### Task to complete
Copy every line of the entries that includes the word "JSON".

### Source material
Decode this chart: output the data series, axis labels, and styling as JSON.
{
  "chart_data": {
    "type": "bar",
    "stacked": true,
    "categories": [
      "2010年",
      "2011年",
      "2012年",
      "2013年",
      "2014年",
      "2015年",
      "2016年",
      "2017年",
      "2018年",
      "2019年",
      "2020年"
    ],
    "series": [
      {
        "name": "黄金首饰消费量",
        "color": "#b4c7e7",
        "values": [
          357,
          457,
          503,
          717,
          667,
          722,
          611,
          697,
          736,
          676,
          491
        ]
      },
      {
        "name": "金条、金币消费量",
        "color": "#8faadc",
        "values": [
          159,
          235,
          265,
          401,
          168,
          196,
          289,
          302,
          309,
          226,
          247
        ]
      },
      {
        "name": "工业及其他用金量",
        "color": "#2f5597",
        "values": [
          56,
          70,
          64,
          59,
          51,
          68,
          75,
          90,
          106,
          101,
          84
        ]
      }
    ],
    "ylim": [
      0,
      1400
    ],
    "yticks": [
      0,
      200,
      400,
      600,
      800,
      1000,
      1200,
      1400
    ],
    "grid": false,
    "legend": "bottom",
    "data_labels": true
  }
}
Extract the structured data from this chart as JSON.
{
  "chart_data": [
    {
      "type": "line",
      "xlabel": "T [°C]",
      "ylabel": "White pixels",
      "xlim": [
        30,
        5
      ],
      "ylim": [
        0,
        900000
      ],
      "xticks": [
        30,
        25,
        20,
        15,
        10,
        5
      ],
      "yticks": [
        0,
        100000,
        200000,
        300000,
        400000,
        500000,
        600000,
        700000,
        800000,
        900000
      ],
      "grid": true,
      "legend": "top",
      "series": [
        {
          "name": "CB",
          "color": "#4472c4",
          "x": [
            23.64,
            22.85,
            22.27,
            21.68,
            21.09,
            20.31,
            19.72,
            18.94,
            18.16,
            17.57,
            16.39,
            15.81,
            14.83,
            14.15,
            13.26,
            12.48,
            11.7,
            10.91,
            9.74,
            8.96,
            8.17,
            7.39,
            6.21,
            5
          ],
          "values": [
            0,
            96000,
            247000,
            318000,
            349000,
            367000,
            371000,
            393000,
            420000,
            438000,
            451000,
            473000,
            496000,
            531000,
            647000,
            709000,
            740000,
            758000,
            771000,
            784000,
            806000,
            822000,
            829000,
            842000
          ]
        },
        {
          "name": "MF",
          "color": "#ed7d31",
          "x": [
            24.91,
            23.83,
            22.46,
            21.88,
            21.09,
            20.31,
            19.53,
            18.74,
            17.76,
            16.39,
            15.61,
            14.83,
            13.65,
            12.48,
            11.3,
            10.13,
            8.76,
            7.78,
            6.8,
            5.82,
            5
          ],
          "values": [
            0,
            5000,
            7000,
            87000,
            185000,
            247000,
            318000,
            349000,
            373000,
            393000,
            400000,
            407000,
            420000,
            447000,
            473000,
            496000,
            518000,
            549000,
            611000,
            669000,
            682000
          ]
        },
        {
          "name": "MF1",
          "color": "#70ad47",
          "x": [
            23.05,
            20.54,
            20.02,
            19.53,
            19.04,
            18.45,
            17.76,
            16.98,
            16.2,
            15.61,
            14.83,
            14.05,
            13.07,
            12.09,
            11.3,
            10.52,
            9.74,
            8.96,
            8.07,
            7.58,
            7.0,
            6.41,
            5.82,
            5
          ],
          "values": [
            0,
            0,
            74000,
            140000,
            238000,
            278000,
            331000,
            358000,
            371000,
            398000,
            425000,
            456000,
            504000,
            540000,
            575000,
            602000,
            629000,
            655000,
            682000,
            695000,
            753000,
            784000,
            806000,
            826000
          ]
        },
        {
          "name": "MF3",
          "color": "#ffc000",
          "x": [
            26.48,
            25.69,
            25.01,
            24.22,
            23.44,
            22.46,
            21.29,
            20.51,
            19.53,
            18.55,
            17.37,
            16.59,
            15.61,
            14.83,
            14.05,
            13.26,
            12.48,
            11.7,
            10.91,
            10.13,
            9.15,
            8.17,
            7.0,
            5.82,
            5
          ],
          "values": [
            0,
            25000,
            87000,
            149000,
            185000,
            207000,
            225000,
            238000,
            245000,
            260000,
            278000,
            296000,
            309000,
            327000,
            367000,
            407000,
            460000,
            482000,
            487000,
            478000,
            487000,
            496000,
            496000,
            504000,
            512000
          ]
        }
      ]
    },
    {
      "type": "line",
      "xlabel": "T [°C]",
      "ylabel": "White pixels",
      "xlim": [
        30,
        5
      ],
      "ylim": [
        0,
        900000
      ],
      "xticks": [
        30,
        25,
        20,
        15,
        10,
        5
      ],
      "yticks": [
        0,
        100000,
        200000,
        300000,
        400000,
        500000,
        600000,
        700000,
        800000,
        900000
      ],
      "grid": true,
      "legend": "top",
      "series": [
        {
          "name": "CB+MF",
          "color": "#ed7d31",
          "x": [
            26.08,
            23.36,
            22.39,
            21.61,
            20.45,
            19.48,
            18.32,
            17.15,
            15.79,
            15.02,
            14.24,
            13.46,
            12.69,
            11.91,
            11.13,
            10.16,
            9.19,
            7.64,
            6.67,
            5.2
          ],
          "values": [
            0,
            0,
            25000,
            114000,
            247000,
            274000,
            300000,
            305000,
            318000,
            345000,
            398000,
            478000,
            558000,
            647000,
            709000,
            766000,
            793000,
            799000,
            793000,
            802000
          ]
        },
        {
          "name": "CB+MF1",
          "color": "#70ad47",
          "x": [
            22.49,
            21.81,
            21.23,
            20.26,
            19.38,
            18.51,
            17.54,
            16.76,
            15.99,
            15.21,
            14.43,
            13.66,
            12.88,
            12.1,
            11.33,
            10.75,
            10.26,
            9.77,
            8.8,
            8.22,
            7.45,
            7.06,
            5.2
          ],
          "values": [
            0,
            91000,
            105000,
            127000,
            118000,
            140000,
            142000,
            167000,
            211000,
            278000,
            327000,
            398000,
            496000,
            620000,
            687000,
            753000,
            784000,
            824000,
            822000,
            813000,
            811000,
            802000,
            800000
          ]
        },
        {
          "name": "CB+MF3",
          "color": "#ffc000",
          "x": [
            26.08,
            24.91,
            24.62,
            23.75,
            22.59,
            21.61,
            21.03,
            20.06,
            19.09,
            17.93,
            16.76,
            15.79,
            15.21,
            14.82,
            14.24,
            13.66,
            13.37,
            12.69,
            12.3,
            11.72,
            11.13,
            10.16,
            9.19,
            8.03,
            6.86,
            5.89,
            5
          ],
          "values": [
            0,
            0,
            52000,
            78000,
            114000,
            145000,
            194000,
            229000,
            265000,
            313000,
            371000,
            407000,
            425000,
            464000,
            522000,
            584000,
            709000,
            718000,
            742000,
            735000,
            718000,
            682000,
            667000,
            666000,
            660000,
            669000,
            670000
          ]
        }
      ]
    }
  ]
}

### Solved problem
Decode this chart: output the data series, axis labels, and styling as JSON.
Extract the structured data from this chart as JSON.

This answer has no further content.